What you need to do:
Print the lines between the one holding "legend-swatch: [138, 647, 176, 657]" and the one holding "row-label: Total: [74, 871, 295, 898]", inclusive, reproducing each without any change.

- - - - - - -

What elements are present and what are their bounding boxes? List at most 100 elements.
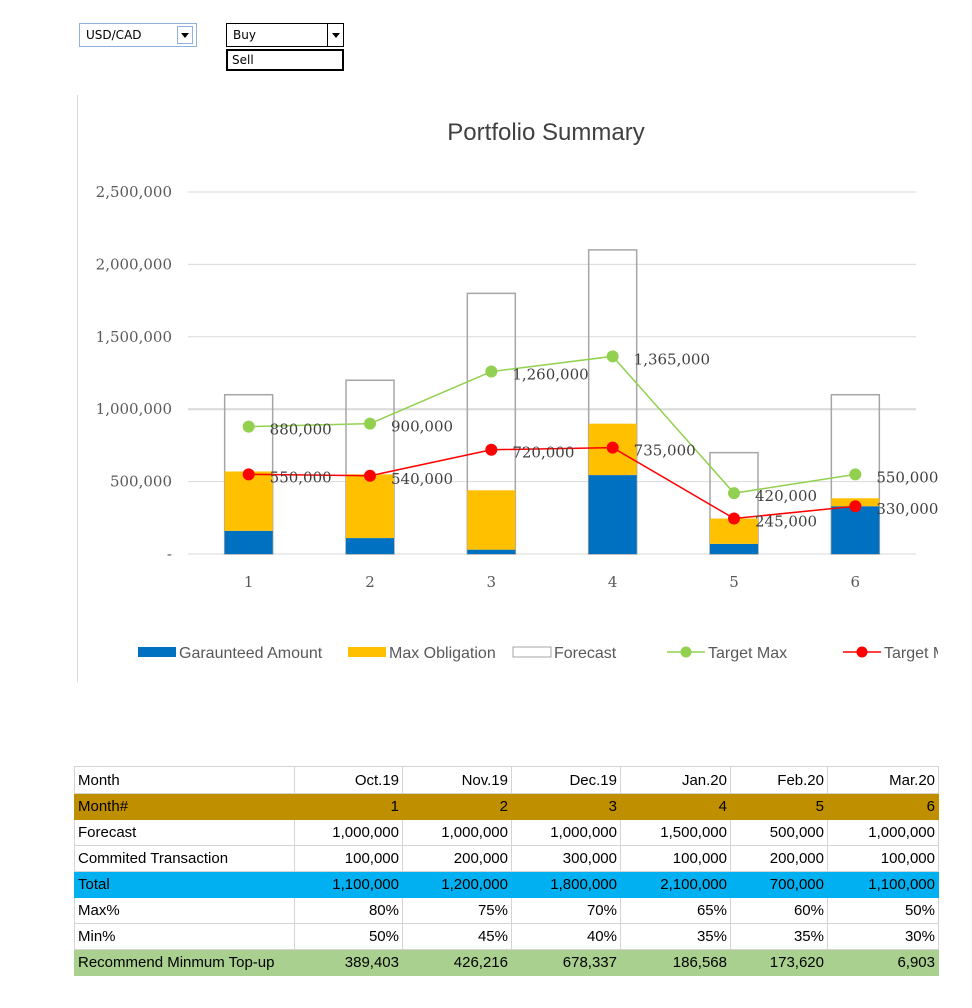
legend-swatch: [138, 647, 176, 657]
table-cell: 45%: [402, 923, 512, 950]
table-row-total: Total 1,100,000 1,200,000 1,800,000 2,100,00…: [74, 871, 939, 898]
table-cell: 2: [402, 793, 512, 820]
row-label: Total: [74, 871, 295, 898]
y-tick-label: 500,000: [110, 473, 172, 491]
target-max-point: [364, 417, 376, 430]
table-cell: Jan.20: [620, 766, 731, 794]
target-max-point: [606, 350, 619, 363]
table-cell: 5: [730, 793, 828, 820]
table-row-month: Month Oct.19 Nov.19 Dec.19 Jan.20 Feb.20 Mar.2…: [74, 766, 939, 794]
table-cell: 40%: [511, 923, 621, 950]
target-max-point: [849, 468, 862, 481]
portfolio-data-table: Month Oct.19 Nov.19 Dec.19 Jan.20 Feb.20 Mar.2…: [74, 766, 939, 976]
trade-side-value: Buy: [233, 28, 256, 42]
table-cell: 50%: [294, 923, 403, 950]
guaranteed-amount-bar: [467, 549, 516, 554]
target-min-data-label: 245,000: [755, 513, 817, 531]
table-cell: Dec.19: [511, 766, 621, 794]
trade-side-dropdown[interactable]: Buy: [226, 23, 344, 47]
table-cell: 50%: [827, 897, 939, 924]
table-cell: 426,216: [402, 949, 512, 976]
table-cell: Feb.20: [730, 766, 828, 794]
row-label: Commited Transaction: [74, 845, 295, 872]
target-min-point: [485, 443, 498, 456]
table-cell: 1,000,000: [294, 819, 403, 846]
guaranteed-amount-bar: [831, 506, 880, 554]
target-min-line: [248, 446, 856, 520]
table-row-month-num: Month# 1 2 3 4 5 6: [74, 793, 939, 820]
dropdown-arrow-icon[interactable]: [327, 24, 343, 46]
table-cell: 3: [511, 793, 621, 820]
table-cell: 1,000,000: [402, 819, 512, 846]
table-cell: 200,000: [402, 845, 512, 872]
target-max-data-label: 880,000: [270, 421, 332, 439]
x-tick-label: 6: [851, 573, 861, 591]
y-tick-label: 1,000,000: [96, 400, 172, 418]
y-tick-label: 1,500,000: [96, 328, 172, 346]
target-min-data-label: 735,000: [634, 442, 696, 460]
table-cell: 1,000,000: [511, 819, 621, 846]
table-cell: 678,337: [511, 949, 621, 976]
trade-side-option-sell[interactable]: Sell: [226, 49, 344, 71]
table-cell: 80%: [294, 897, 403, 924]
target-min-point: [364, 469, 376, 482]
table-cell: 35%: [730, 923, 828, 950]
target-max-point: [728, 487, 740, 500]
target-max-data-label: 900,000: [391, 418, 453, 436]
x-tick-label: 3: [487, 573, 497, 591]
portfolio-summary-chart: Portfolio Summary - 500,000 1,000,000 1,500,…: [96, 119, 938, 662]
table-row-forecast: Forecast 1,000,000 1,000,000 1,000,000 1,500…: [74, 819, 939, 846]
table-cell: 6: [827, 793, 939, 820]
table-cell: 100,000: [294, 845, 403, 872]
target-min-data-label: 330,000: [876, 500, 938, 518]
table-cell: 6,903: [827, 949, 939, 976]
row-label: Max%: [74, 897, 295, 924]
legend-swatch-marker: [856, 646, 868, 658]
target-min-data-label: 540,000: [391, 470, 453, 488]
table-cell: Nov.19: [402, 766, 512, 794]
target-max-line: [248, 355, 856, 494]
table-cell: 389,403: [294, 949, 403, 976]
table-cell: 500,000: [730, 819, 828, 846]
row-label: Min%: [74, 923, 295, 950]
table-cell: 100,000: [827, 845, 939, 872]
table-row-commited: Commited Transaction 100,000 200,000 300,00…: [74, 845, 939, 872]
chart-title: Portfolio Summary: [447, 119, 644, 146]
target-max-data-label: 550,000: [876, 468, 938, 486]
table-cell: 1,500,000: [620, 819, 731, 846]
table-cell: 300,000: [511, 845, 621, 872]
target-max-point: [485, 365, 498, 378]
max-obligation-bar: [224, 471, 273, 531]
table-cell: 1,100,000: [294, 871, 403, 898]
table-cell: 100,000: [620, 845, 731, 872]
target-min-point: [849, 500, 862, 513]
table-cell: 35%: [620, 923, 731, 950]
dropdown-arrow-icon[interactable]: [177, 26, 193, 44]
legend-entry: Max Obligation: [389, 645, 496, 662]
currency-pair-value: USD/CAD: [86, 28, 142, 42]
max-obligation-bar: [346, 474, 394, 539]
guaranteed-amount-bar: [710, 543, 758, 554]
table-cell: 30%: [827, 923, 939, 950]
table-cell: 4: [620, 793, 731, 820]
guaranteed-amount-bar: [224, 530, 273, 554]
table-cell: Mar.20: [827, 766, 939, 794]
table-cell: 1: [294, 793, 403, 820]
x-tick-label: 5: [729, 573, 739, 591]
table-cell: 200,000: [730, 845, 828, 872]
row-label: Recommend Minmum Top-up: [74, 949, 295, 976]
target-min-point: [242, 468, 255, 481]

- - - - - - -

Written answer:
legend-swatch: [138, 647, 176, 657]
table-cell: 45%: [402, 923, 512, 950]
table-row-total: Total 1,100,000 1,200,000 1,800,000 2,100,00…: [74, 871, 939, 898]
table-cell: 2: [402, 793, 512, 820]
row-label: Total: [74, 871, 295, 898]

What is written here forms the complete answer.